网页节选 >>
都昌名菜:爆肉,此文看着看着...让人忍不住吞口水_苏山_味道_豆豉

爆肉大概从猪肉诞生之初,就已经存在于苏山人的饭桌。 光是观其色,就足以食指大动。 再闻其香,立刻魄荡魂消。 未加酱油的爆肉,呈现出金黄之色,味道纯粹,将猪肉烈火烹油的酥香完全释放出来。这是老人和孩子最喜爱的口味。当然,也足以将爆肉的特点释放

爆肉大概从猪肉诞生之初,就已经存在于苏山人的饭桌。

光是观其色,就足以食指大动。

再闻其香,立刻魄荡魂消。

未加酱油的爆肉,呈现出金黄之色,味道纯粹,将猪肉烈火烹油的酥香完全释放出来。这是老人和孩子最喜爱的口味。当然,也足以将爆肉的特点释放出来。

加了老抽的爆肉,又是另一种成色,外观红润,带着一种深沉的红色。味道也更加厚重。加酱油的妙处是,本来就是美女,化了妆,就更显媚态。

爆肉的制作工艺极其简单,内里却藏着天地。若你无法读懂爆肉,意味着你将无法看透世界。

这也非常考验每一位主妇的手艺。每个家庭有每个家庭的做法,但出来的味道只有一种。如果你去哪家做客,如果爆肉失败,意味着这位家厨,将是一位失败的家厨。以肉见人,人生,也将充满遗憾。即使桌上其他菜肴再味美,也不足以掩盖其爆肉失败的罪行。

制作爆肉的工序可以说是殊途同归。有些人习惯先煮透,再爆。有些人会先爆,再煮。这都不是关键,就像老猿挂印回首望,关隘不在挂印,在回首。

练习要求 >>
1) 根据爆肉短文,判断下列三项说法是否相符,逐项回答“是”或“否”,并摘引文中起决定作用的原句:(a) 未加酱油的爆肉呈金黄色;(b) 加了老抽的爆肉味道更清淡;(c) 先煮后爆还是先爆后煮是做好爆肉的关键。
2) 请把爆肉短文中以“这也非常考验每一位主妇的手艺”开头的那一段改写成条目列表,保留主要内容。
3) 从爆肉短文中原样复制“爆肉大概从猪肉诞生之初,就已经存在于苏山人的饭桌。 光是观其色,就足以食指大动。 再闻其香,立刻魄荡魂消。”和“肉,意味着你将无法看透世界。”之间的文字,首尾两处也包括在内。
作答时只以爆肉短文为依据。

数据部分 >>
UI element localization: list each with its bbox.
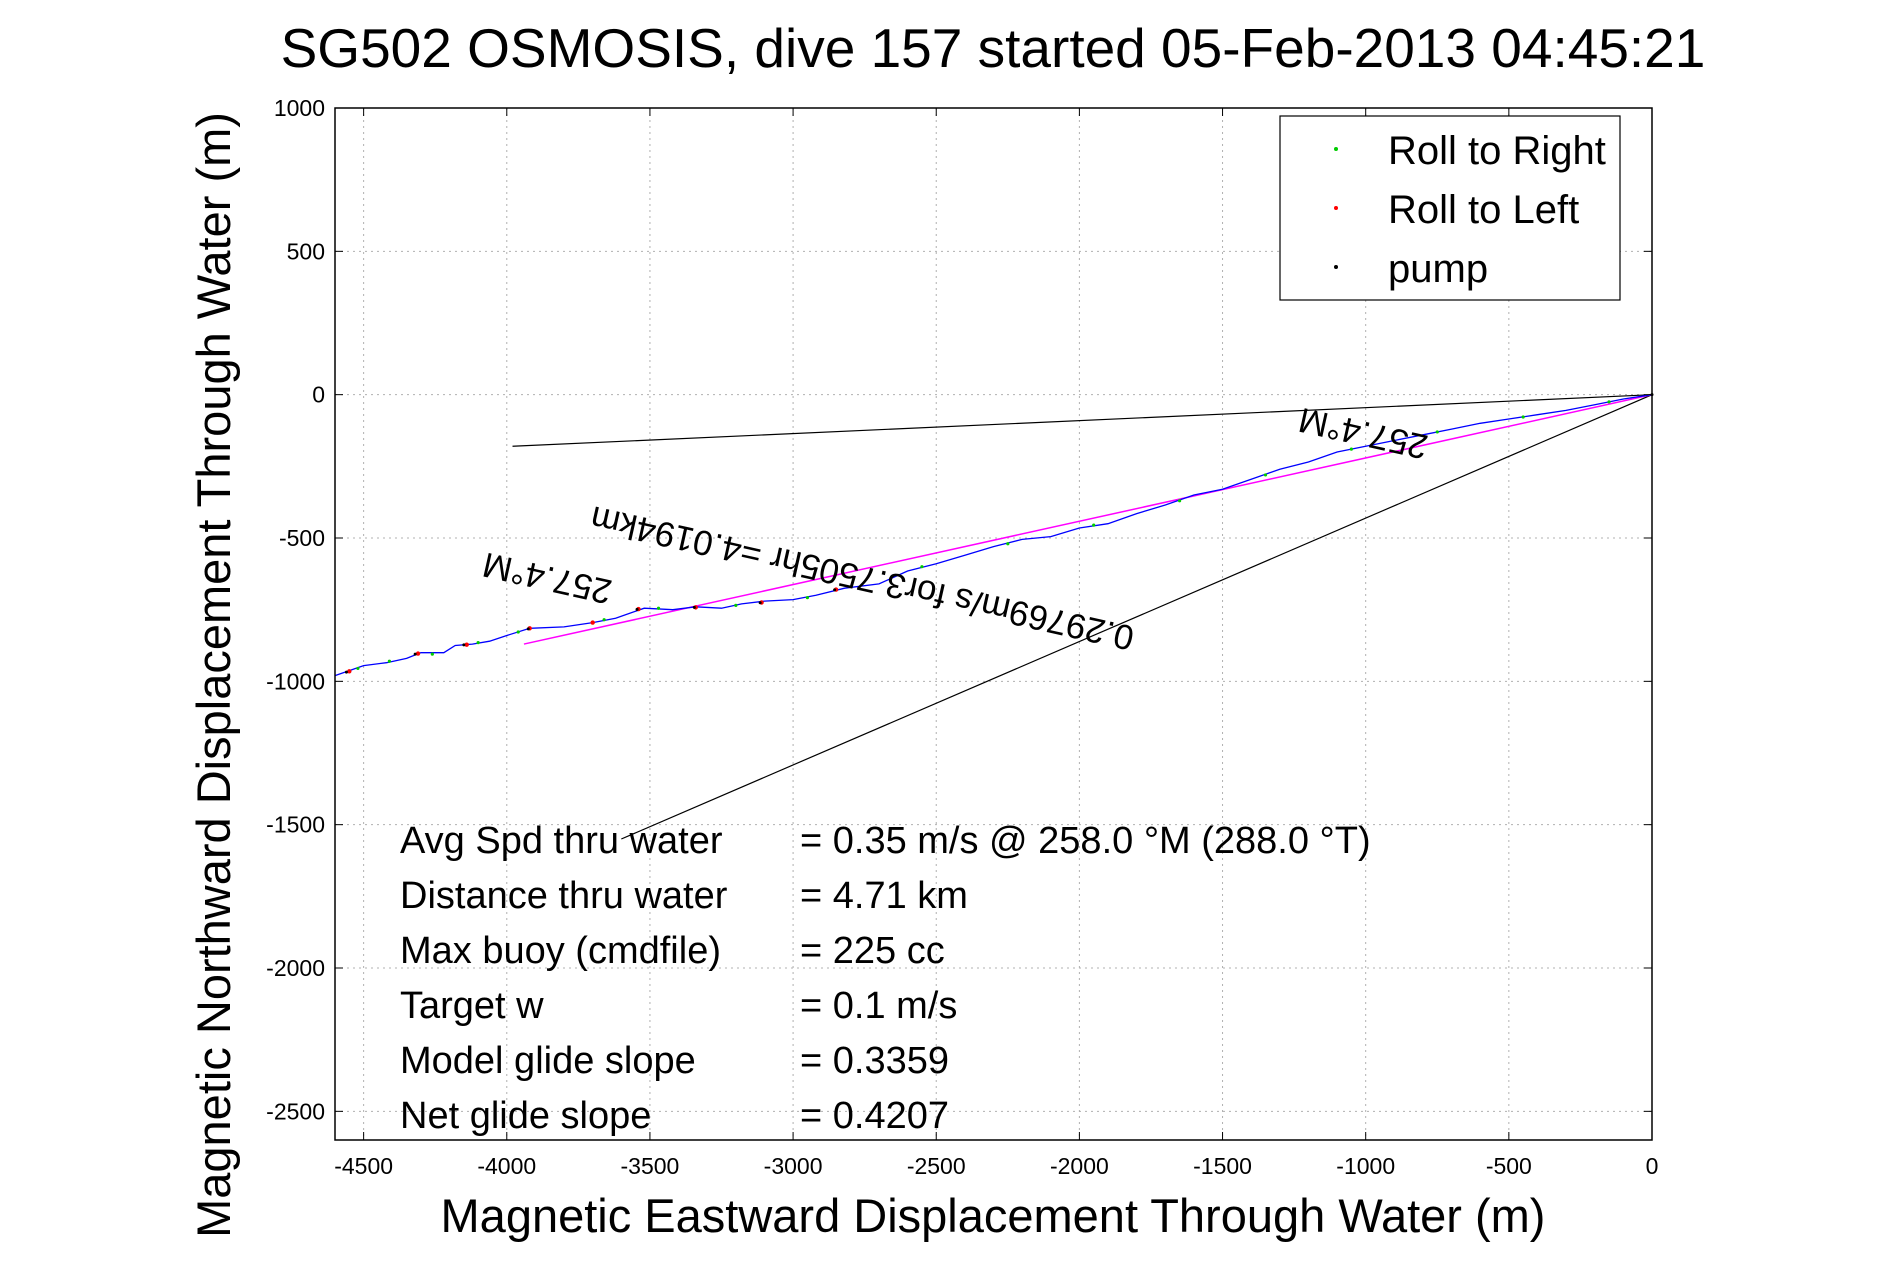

参考答案 >>
1)
(a) 是。“未加酱油的爆肉,呈现出金黄之色”
(b) 否。“味道也更加厚重。”
(c) 否。“这都不是关键”

2)
- 爆肉很考验主妇的手艺。
- 各家做法不同,但做出来的味道只有一种。
- 到别人家做客时,若爆肉做砸了,这位家厨就是失败的家厨;以肉见人,人生也将充满遗憾。
- 桌上其他菜再好吃,也掩盖不了爆肉失败的罪行。

3)
爆肉大概从猪肉诞生之初,就已经存在于苏山人的饭桌。 光是观其色,就足以食指大动。 再闻其香,立刻魄荡魂消。 未加酱油的爆肉,呈现出金黄之色,味道纯粹,将猪肉烈火烹油的酥香完全释放出来。这是老人和孩子最喜爱的口味。当然,也足以将爆肉的特点释放

爆肉大概从猪肉诞生之初,就已经存在于苏山人的饭桌。

光是观其色,就足以食指大动。

再闻其香,立刻魄荡魂消。

未加酱油的爆肉,呈现出金黄之色,味道纯粹,将猪肉烈火烹油的酥香完全释放出来。这是老人和孩子最喜爱的口味。当然,也足以将爆肉的特点释放出来。

加了老抽的爆肉,又是另一种成色,外观红润,带着一种深沉的红色。味道也更加厚重。加酱油的妙处是,本来就是美女,化了妆,就更显媚态。

爆肉的制作工艺极其简单,内里却藏着天地。若你无法读懂爆肉,意味着你将无法看透世界。